#### [AIM OF THE TASK]
Write out the full listing exactly as given, minus the images.

#### [PROVIDED DATA]
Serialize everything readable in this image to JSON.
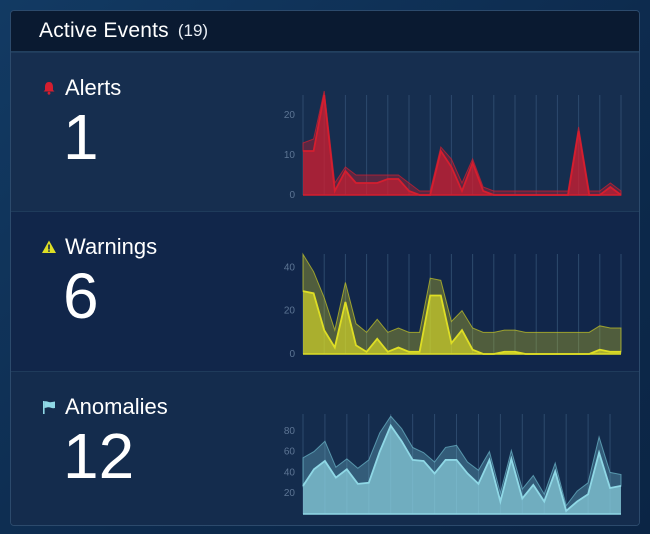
{
  "header": {
    "title": "Active Events",
    "count": "(19)"
  },
  "rows": [
    {
      "label": "Alerts",
      "value": "1",
      "icon": "bell-icon",
      "color": "#d41e2f",
      "band_color": "#d41e2f",
      "chart_data": {
        "type": "area",
        "ylim": [
          0,
          26
        ],
        "yticks": [
          "0",
          "10",
          "20"
        ],
        "ytick_values": [
          0,
          10,
          20
        ],
        "series": [
          {
            "values": [
              11,
              11,
              25,
              1,
              6,
              3,
              3,
              3,
              4,
              4,
              1,
              0,
              0,
              11,
              7,
              1,
              8,
              1,
              0,
              0,
              0,
              0,
              0,
              0,
              0,
              0,
              16,
              0,
              0,
              2,
              0
            ]
          },
          {
            "values": [
              13,
              14,
              26,
              3,
              7,
              5,
              5,
              5,
              5,
              5,
              3,
              1,
              1,
              12,
              9,
              3,
              9,
              2,
              1,
              1,
              1,
              1,
              1,
              1,
              1,
              1,
              17,
              1,
              1,
              3,
              1
            ]
          }
        ]
      }
    },
    {
      "label": "Warnings",
      "value": "6",
      "icon": "warning-triangle-icon",
      "color": "#dede25",
      "band_color": "#c7c726",
      "chart_data": {
        "type": "area",
        "ylim": [
          0,
          48
        ],
        "yticks": [
          "0",
          "20",
          "40"
        ],
        "ytick_values": [
          0,
          20,
          40
        ],
        "series": [
          {
            "values": [
              29,
              28,
              11,
              3,
              24,
              4,
              1,
              7,
              1,
              3,
              1,
              1,
              27,
              27,
              5,
              11,
              2,
              0,
              0,
              1,
              1,
              0,
              0,
              0,
              0,
              0,
              0,
              0,
              2,
              1,
              1
            ]
          },
          {
            "values": [
              46,
              38,
              26,
              11,
              33,
              14,
              10,
              16,
              10,
              12,
              10,
              10,
              35,
              34,
              15,
              20,
              12,
              10,
              10,
              11,
              11,
              10,
              10,
              10,
              10,
              10,
              10,
              10,
              13,
              12,
              12
            ]
          }
        ]
      }
    },
    {
      "label": "Anomalies",
      "value": "12",
      "icon": "flag-icon",
      "color": "#8fd8e6",
      "band_color": "#6cb8cb",
      "chart_data": {
        "type": "area",
        "ylim": [
          0,
          100
        ],
        "yticks": [
          "20",
          "40",
          "60",
          "80"
        ],
        "ytick_values": [
          20,
          40,
          60,
          80
        ],
        "series": [
          {
            "values": [
              27,
              43,
              51,
              35,
              43,
              29,
              30,
              60,
              85,
              70,
              52,
              51,
              39,
              52,
              52,
              39,
              29,
              52,
              12,
              53,
              15,
              28,
              12,
              41,
              3,
              12,
              19,
              59,
              25,
              27
            ]
          },
          {
            "values": [
              54,
              60,
              70,
              45,
              53,
              44,
              52,
              78,
              94,
              82,
              64,
              59,
              50,
              64,
              66,
              50,
              42,
              60,
              20,
              61,
              24,
              37,
              19,
              49,
              8,
              22,
              30,
              74,
              40,
              38
            ]
          }
        ]
      }
    }
  ]
}
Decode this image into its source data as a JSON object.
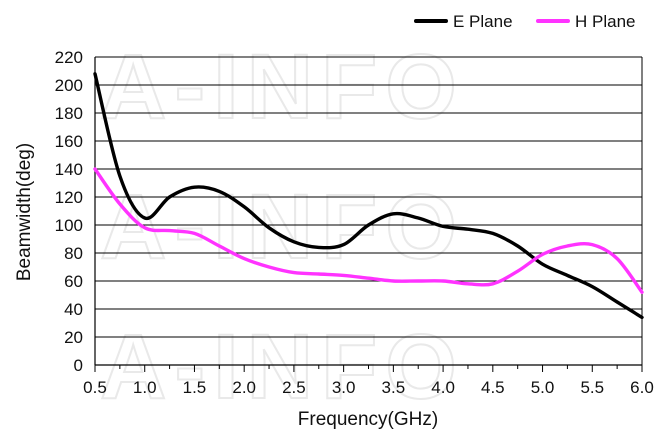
{
  "watermark": "A-INFO",
  "chart_data": {
    "type": "line",
    "title": "",
    "xlabel": "Frequency(GHz)",
    "ylabel": "Beamwidth(deg)",
    "xlim": [
      0.5,
      6.0
    ],
    "ylim": [
      0,
      220
    ],
    "xticks": [
      "0.5",
      "1.0",
      "1.5",
      "2.0",
      "2.5",
      "3.0",
      "3.5",
      "4.0",
      "4.5",
      "5.0",
      "5.5",
      "6.0"
    ],
    "yticks": [
      "0",
      "20",
      "40",
      "60",
      "80",
      "100",
      "120",
      "140",
      "160",
      "180",
      "200",
      "220"
    ],
    "grid": "horizontal",
    "legend_position": "top-right",
    "series": [
      {
        "name": "E Plane",
        "color": "#000000",
        "x": [
          0.5,
          0.75,
          1.0,
          1.25,
          1.5,
          1.75,
          2.0,
          2.25,
          2.5,
          2.75,
          3.0,
          3.25,
          3.5,
          3.75,
          4.0,
          4.25,
          4.5,
          4.75,
          5.0,
          5.25,
          5.5,
          5.75,
          6.0
        ],
        "y": [
          208,
          135,
          105,
          120,
          127,
          124,
          113,
          98,
          88,
          84,
          86,
          100,
          108,
          105,
          99,
          97,
          94,
          85,
          72,
          64,
          56,
          45,
          34
        ]
      },
      {
        "name": "H Plane",
        "color": "#ff33ff",
        "x": [
          0.5,
          0.75,
          1.0,
          1.25,
          1.5,
          1.75,
          2.0,
          2.25,
          2.5,
          2.75,
          3.0,
          3.25,
          3.5,
          3.75,
          4.0,
          4.25,
          4.5,
          4.75,
          5.0,
          5.25,
          5.5,
          5.75,
          6.0
        ],
        "y": [
          140,
          115,
          98,
          96,
          94,
          85,
          76,
          70,
          66,
          65,
          64,
          62,
          60,
          60,
          60,
          58,
          58,
          67,
          79,
          85,
          86,
          76,
          52
        ]
      }
    ]
  }
}
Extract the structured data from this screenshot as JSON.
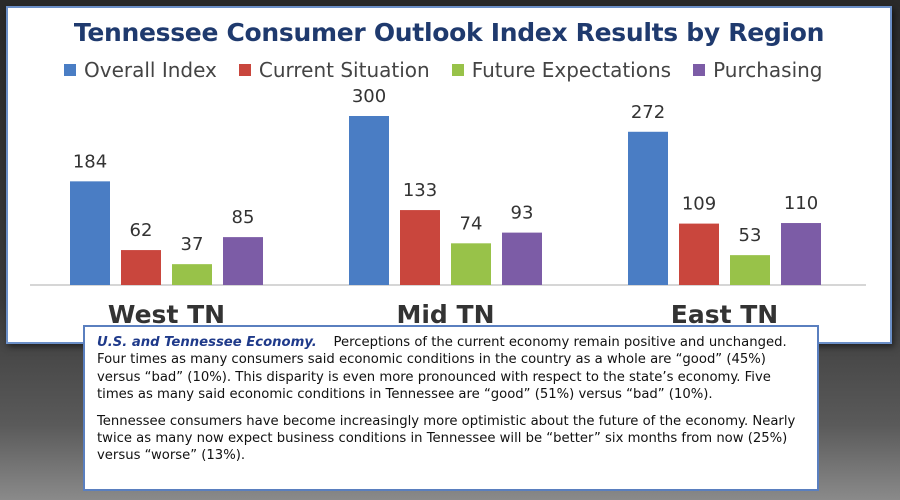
{
  "chart_data": {
    "type": "bar",
    "title": "Tennessee Consumer Outlook Index Results by Region",
    "categories": [
      "West TN",
      "Mid TN",
      "East TN"
    ],
    "series": [
      {
        "name": "Overall Index",
        "color": "#4a7dc4",
        "values": [
          184,
          300,
          272
        ]
      },
      {
        "name": "Current Situation",
        "color": "#c9463d",
        "values": [
          62,
          133,
          109
        ]
      },
      {
        "name": "Future Expectations",
        "color": "#98c249",
        "values": [
          37,
          74,
          53
        ]
      },
      {
        "name": "Purchasing",
        "color": "#7c5ca6",
        "values": [
          85,
          93,
          110
        ]
      }
    ],
    "ylim": [
      0,
      300
    ],
    "grid": false,
    "legend_position": "top"
  },
  "textbox": {
    "heading": "U.S. and Tennessee Economy.",
    "p1": "Perceptions of the current economy remain positive and unchanged.  Four times as many consumers said economic conditions in the country as a whole are “good” (45%) versus “bad” (10%).  This disparity is even more pronounced with respect to the state’s economy.  Five times as many said economic conditions in Tennessee are “good” (51%) versus “bad” (10%).",
    "p2": "Tennessee consumers have become increasingly more optimistic about the future of the economy.  Nearly twice as many now expect business conditions in Tennessee will be “better” six months from now (25%) versus “worse” (13%)."
  }
}
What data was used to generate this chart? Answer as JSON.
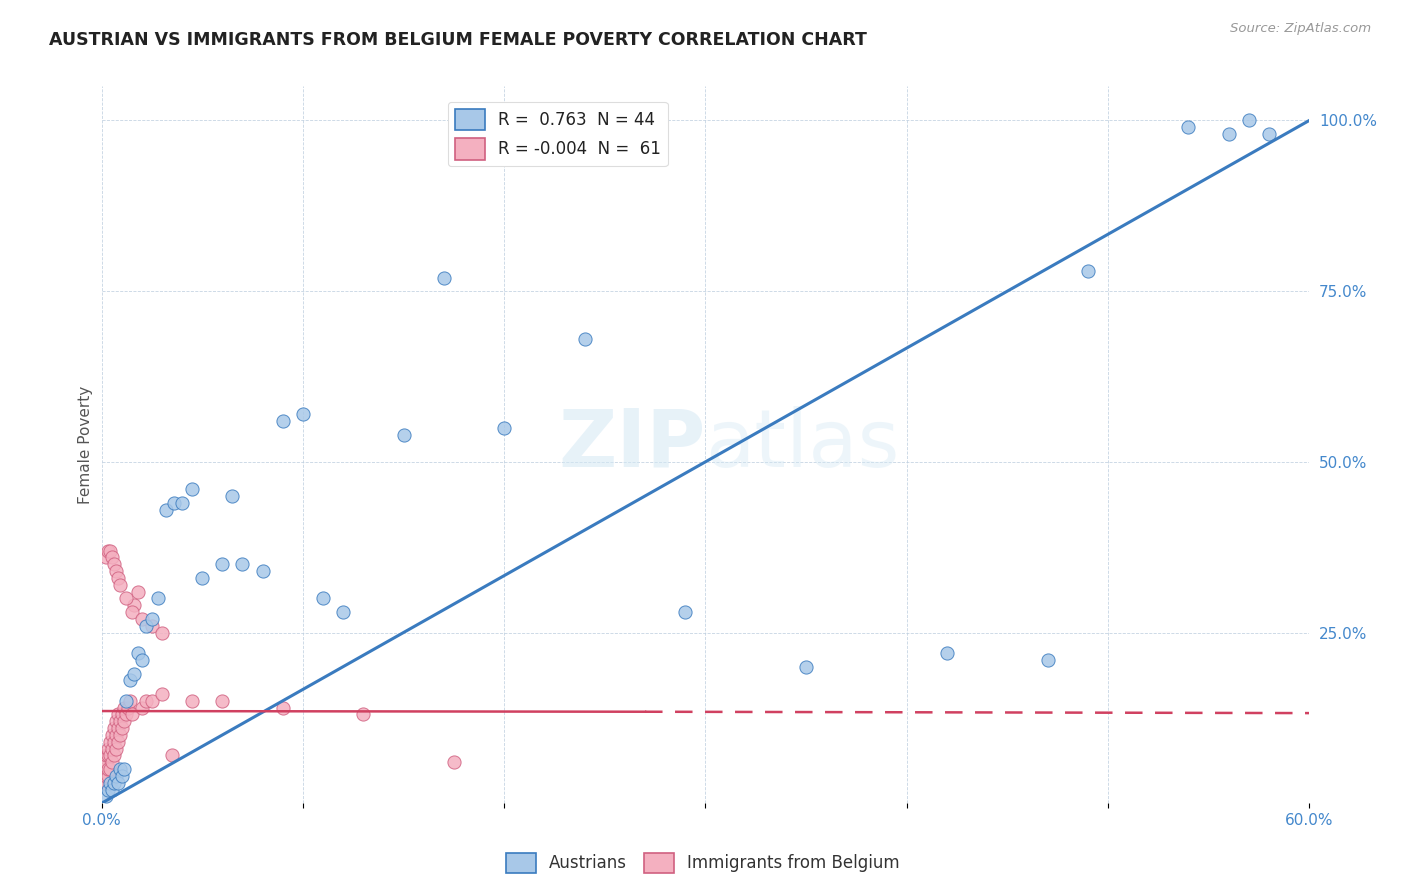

#### [CORRECT RESPONSE]
Serialize everything readable in this image to JSON.
{
  "header": {
    "title": "Active Events",
    "count": "(19)"
  },
  "rows": [
    {
      "label": "Alerts",
      "value": "1",
      "icon": "bell-icon",
      "color": "#d41e2f",
      "band_color": "#d41e2f",
      "chart_data": {
        "type": "area",
        "ylim": [
          0,
          26
        ],
        "yticks": [
          "0",
          "10",
          "20"
        ],
        "ytick_values": [
          0,
          10,
          20
        ],
        "series": [
          {
            "values": [
              11,
              11,
              25,
              1,
              6,
              3,
              3,
              3,
              4,
              4,
              1,
              0,
              0,
              11,
              7,
              1,
              8,
              1,
              0,
              0,
              0,
              0,
              0,
              0,
              0,
              0,
              16,
              0,
              0,
              2,
              0
            ]
          },
          {
            "values": [
              13,
              14,
              26,
              3,
              7,
              5,
              5,
              5,
              5,
              5,
              3,
              1,
              1,
              12,
              9,
              3,
              9,
              2,
              1,
              1,
              1,
              1,
              1,
              1,
              1,
              1,
              17,
              1,
              1,
              3,
              1
            ]
          }
        ]
      }
    },
    {
      "label": "Warnings",
      "value": "6",
      "icon": "warning-triangle-icon",
      "color": "#dede25",
      "band_color": "#c7c726",
      "chart_data": {
        "type": "area",
        "ylim": [
          0,
          48
        ],
        "yticks": [
          "0",
          "20",
          "40"
        ],
        "ytick_values": [
          0,
          20,
          40
        ],
        "series": [
          {
            "values": [
              29,
              28,
              11,
              3,
              24,
              4,
              1,
              7,
              1,
              3,
              1,
              1,
              27,
              27,
              5,
              11,
              2,
              0,
              0,
              1,
              1,
              0,
              0,
              0,
              0,
              0,
              0,
              0,
              2,
              1,
              1
            ]
          },
          {
            "values": [
              46,
              38,
              26,
              11,
              33,
              14,
              10,
              16,
              10,
              12,
              10,
              10,
              35,
              34,
              15,
              20,
              12,
              10,
              10,
              11,
              11,
              10,
              10,
              10,
              10,
              10,
              10,
              10,
              13,
              12,
              12
            ]
          }
        ]
      }
    },
    {
      "label": "Anomalies",
      "value": "12",
      "icon": "flag-icon",
      "color": "#8fd8e6",
      "band_color": "#6cb8cb",
      "chart_data": {
        "type": "area",
        "ylim": [
          0,
          100
        ],
        "yticks": [
          "20",
          "40",
          "60",
          "80"
        ],
        "ytick_values": [
          20,
          40,
          60,
          80
        ],
        "series": [
          {
            "values": [
              27,
              43,
              51,
              35,
              43,
              29,
              30,
              60,
              85,
              70,
              52,
              51,
              39,
              52,
              52,
              39,
              29,
              52,
              12,
              53,
              15,
              28,
              12,
              41,
              3,
              12,
              19,
              59,
              25,
              27
            ]
          },
          {
            "values": [
              54,
              60,
              70,
              45,
              53,
              44,
              52,
              78,
              94,
              82,
              64,
              59,
              50,
              64,
              66,
              50,
              42,
              60,
              20,
              61,
              24,
              37,
              19,
              49,
              8,
              22,
              30,
              74,
              40,
              38
            ]
          }
        ]
      }
    }
  ]
}
Decode this image into its source data as a JSON object.
{
  "watermark": "A-INFO",
  "chart_data": {
    "type": "line",
    "title": "",
    "xlabel": "Frequency(GHz)",
    "ylabel": "Beamwidth(deg)",
    "xlim": [
      0.5,
      6.0
    ],
    "ylim": [
      0,
      220
    ],
    "xticks": [
      "0.5",
      "1.0",
      "1.5",
      "2.0",
      "2.5",
      "3.0",
      "3.5",
      "4.0",
      "4.5",
      "5.0",
      "5.5",
      "6.0"
    ],
    "yticks": [
      "0",
      "20",
      "40",
      "60",
      "80",
      "100",
      "120",
      "140",
      "160",
      "180",
      "200",
      "220"
    ],
    "grid": "horizontal",
    "legend_position": "top-right",
    "series": [
      {
        "name": "E Plane",
        "color": "#000000",
        "x": [
          0.5,
          0.75,
          1.0,
          1.25,
          1.5,
          1.75,
          2.0,
          2.25,
          2.5,
          2.75,
          3.0,
          3.25,
          3.5,
          3.75,
          4.0,
          4.25,
          4.5,
          4.75,
          5.0,
          5.25,
          5.5,
          5.75,
          6.0
        ],
        "y": [
          208,
          135,
          105,
          120,
          127,
          124,
          113,
          98,
          88,
          84,
          86,
          100,
          108,
          105,
          99,
          97,
          94,
          85,
          72,
          64,
          56,
          45,
          34
        ]
      },
      {
        "name": "H Plane",
        "color": "#ff33ff",
        "x": [
          0.5,
          0.75,
          1.0,
          1.25,
          1.5,
          1.75,
          2.0,
          2.25,
          2.5,
          2.75,
          3.0,
          3.25,
          3.5,
          3.75,
          4.0,
          4.25,
          4.5,
          4.75,
          5.0,
          5.25,
          5.5,
          5.75,
          6.0
        ],
        "y": [
          140,
          115,
          98,
          96,
          94,
          85,
          76,
          70,
          66,
          65,
          64,
          62,
          60,
          60,
          60,
          58,
          58,
          67,
          79,
          85,
          86,
          76,
          52
        ]
      }
    ]
  }
}
Extract the structured data from this screenshot as JSON.
{
  "chart_data": {
    "type": "bar",
    "title": "Tennessee Consumer Outlook Index Results by Region",
    "categories": [
      "West TN",
      "Mid TN",
      "East TN"
    ],
    "series": [
      {
        "name": "Overall Index",
        "color": "#4a7dc4",
        "values": [
          184,
          300,
          272
        ]
      },
      {
        "name": "Current Situation",
        "color": "#c9463d",
        "values": [
          62,
          133,
          109
        ]
      },
      {
        "name": "Future Expectations",
        "color": "#98c249",
        "values": [
          37,
          74,
          53
        ]
      },
      {
        "name": "Purchasing",
        "color": "#7c5ca6",
        "values": [
          85,
          93,
          110
        ]
      }
    ],
    "ylim": [
      0,
      300
    ],
    "grid": false,
    "legend_position": "top"
  },
  "textbox": {
    "heading": "U.S. and Tennessee Economy.",
    "p1": "Perceptions of the current economy remain positive and unchanged.  Four times as many consumers said economic conditions in the country as a whole are “good” (45%) versus “bad” (10%).  This disparity is even more pronounced with respect to the state’s economy.  Five times as many said economic conditions in Tennessee are “good” (51%) versus “bad” (10%).",
    "p2": "Tennessee consumers have become increasingly more optimistic about the future of the economy.  Nearly twice as many now expect business conditions in Tennessee will be “better” six months from now (25%) versus “worse” (13%)."
  }
}
What data was used to generate this chart? Answer as JSON.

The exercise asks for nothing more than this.